• Instructions to follow: Each entry below should be written out exactly as it is, with no pictures.

• Input material:

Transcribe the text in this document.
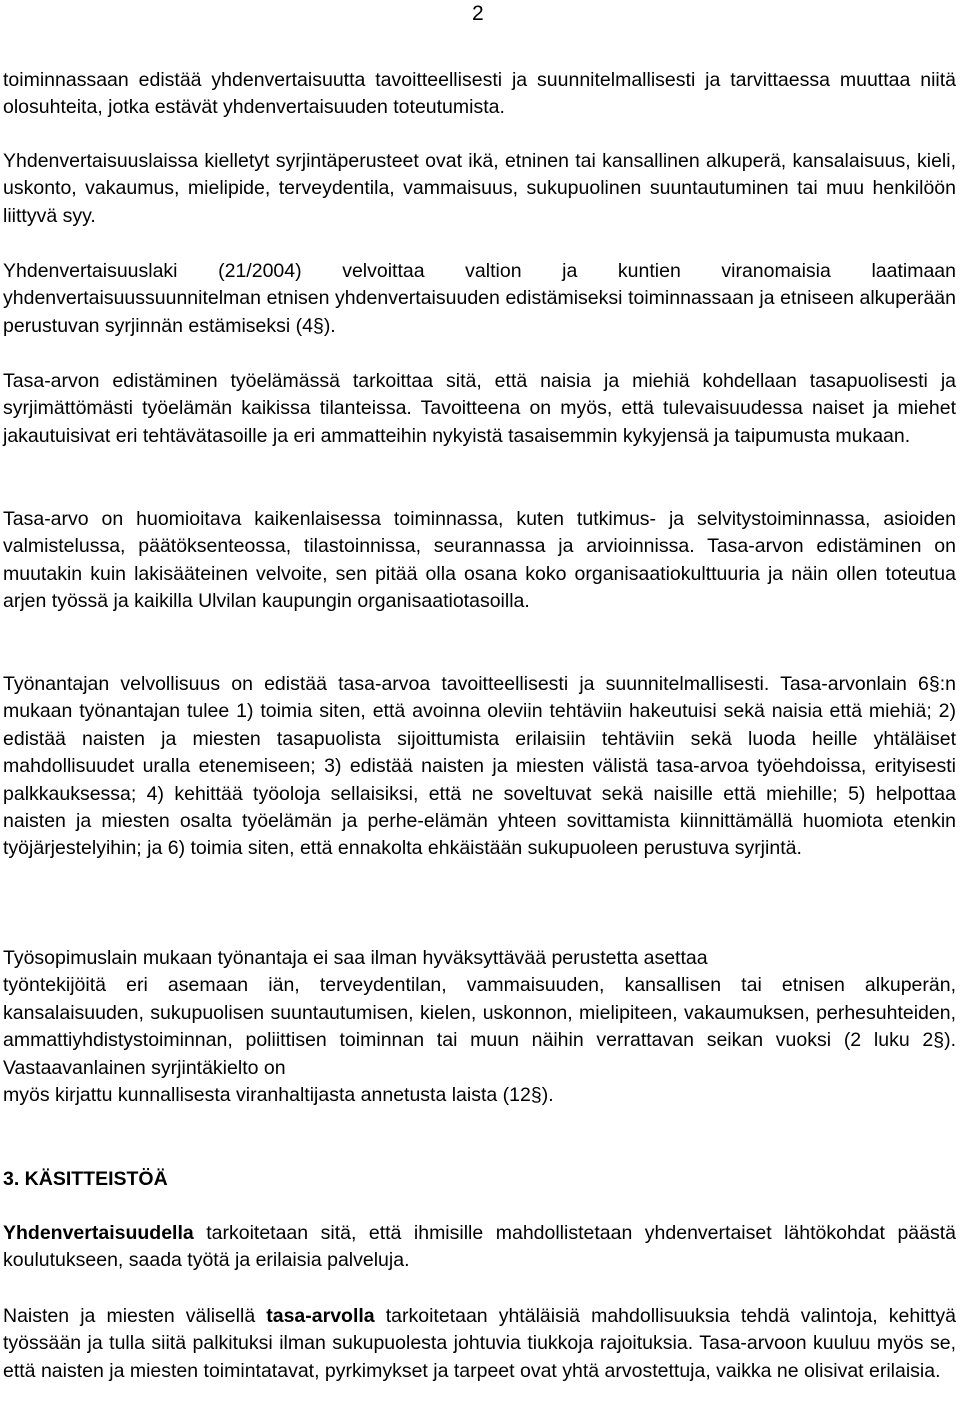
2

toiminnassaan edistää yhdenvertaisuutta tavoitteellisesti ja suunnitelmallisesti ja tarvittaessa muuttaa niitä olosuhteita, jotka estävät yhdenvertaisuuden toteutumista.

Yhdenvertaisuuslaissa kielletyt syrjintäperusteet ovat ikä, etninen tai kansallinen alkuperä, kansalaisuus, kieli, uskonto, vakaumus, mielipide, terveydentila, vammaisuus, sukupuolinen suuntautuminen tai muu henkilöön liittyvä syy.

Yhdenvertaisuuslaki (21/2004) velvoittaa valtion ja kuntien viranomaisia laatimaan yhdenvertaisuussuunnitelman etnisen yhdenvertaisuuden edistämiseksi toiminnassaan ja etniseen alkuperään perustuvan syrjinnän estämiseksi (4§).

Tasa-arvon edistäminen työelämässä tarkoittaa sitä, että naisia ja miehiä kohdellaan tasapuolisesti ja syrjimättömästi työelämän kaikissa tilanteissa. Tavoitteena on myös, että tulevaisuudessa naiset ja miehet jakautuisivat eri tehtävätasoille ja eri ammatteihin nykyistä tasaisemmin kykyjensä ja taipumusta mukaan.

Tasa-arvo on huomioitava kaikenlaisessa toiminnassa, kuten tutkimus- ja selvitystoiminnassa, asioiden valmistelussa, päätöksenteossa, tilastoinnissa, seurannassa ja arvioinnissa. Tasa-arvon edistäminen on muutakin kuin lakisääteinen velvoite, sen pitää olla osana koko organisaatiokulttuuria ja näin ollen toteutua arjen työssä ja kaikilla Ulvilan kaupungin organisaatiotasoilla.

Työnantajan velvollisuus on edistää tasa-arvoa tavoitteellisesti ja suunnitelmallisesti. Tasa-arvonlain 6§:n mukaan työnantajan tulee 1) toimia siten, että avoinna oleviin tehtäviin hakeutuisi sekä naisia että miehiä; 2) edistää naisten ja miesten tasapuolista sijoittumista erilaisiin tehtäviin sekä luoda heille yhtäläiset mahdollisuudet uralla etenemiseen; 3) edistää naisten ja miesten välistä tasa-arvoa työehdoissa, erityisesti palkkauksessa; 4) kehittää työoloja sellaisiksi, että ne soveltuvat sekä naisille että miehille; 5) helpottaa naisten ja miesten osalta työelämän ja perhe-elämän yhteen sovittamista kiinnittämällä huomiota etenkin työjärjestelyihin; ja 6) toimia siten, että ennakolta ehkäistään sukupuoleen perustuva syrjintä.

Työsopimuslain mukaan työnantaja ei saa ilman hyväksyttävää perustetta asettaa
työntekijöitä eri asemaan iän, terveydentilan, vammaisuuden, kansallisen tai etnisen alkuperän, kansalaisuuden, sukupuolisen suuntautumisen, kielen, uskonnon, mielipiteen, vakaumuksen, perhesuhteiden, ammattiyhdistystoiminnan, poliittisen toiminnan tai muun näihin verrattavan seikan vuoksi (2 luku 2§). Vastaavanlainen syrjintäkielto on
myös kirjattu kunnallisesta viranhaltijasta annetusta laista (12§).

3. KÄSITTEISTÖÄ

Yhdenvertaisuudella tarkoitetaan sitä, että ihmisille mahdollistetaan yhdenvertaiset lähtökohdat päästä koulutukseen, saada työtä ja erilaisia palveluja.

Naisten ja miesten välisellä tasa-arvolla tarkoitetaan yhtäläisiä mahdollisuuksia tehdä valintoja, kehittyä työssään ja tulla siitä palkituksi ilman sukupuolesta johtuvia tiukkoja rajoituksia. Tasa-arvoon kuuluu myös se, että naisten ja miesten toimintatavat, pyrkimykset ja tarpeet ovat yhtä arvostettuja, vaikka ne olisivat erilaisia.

• Completed task:
Transcribe the text in this document.
2

toiminnassaan edistää yhdenvertaisuutta tavoitteellisesti ja suunnitelmallisesti ja tarvittaessa muuttaa niitä olosuhteita, jotka estävät yhdenvertaisuuden toteutumista.

Yhdenvertaisuuslaissa kielletyt syrjintäperusteet ovat ikä, etninen tai kansallinen alkuperä, kansalaisuus, kieli, uskonto, vakaumus, mielipide, terveydentila, vammaisuus, sukupuolinen suuntautuminen tai muu henkilöön liittyvä syy.

Yhdenvertaisuuslaki (21/2004) velvoittaa valtion ja kuntien viranomaisia laatimaan yhdenvertaisuussuunnitelman etnisen yhdenvertaisuuden edistämiseksi toiminnassaan ja etniseen alkuperään perustuvan syrjinnän estämiseksi (4§).

Tasa-arvon edistäminen työelämässä tarkoittaa sitä, että naisia ja miehiä kohdellaan tasapuolisesti ja syrjimättömästi työelämän kaikissa tilanteissa. Tavoitteena on myös, että tulevaisuudessa naiset ja miehet jakautuisivat eri tehtävätasoille ja eri ammatteihin nykyistä tasaisemmin kykyjensä ja taipumusta mukaan.

Tasa-arvo on huomioitava kaikenlaisessa toiminnassa, kuten tutkimus- ja selvitystoiminnassa, asioiden valmistelussa, päätöksenteossa, tilastoinnissa, seurannassa ja arvioinnissa. Tasa-arvon edistäminen on muutakin kuin lakisääteinen velvoite, sen pitää olla osana koko organisaatiokulttuuria ja näin ollen toteutua arjen työssä ja kaikilla Ulvilan kaupungin organisaatiotasoilla.

Työnantajan velvollisuus on edistää tasa-arvoa tavoitteellisesti ja suunnitelmallisesti. Tasa-arvonlain 6§:n mukaan työnantajan tulee 1) toimia siten, että avoinna oleviin tehtäviin hakeutuisi sekä naisia että miehiä; 2) edistää naisten ja miesten tasapuolista sijoittumista erilaisiin tehtäviin sekä luoda heille yhtäläiset mahdollisuudet uralla etenemiseen; 3) edistää naisten ja miesten välistä tasa-arvoa työehdoissa, erityisesti palkkauksessa; 4) kehittää työoloja sellaisiksi, että ne soveltuvat sekä naisille että miehille; 5) helpottaa naisten ja miesten osalta työelämän ja perhe-elämän yhteen sovittamista kiinnittämällä huomiota etenkin työjärjestelyihin; ja 6) toimia siten, että ennakolta ehkäistään sukupuoleen perustuva syrjintä.

Työsopimuslain mukaan työnantaja ei saa ilman hyväksyttävää perustetta asettaa
työntekijöitä eri asemaan iän, terveydentilan, vammaisuuden, kansallisen tai etnisen alkuperän, kansalaisuuden, sukupuolisen suuntautumisen, kielen, uskonnon, mielipiteen, vakaumuksen, perhesuhteiden, ammattiyhdistystoiminnan, poliittisen toiminnan tai muun näihin verrattavan seikan vuoksi (2 luku 2§). Vastaavanlainen syrjintäkielto on
myös kirjattu kunnallisesta viranhaltijasta annetusta laista (12§).

3. KÄSITTEISTÖÄ

Yhdenvertaisuudella tarkoitetaan sitä, että ihmisille mahdollistetaan yhdenvertaiset lähtökohdat päästä koulutukseen, saada työtä ja erilaisia palveluja.

Naisten ja miesten välisellä tasa-arvolla tarkoitetaan yhtäläisiä mahdollisuuksia tehdä valintoja, kehittyä työssään ja tulla siitä palkituksi ilman sukupuolesta johtuvia tiukkoja rajoituksia. Tasa-arvoon kuuluu myös se, että naisten ja miesten toimintatavat, pyrkimykset ja tarpeet ovat yhtä arvostettuja, vaikka ne olisivat erilaisia.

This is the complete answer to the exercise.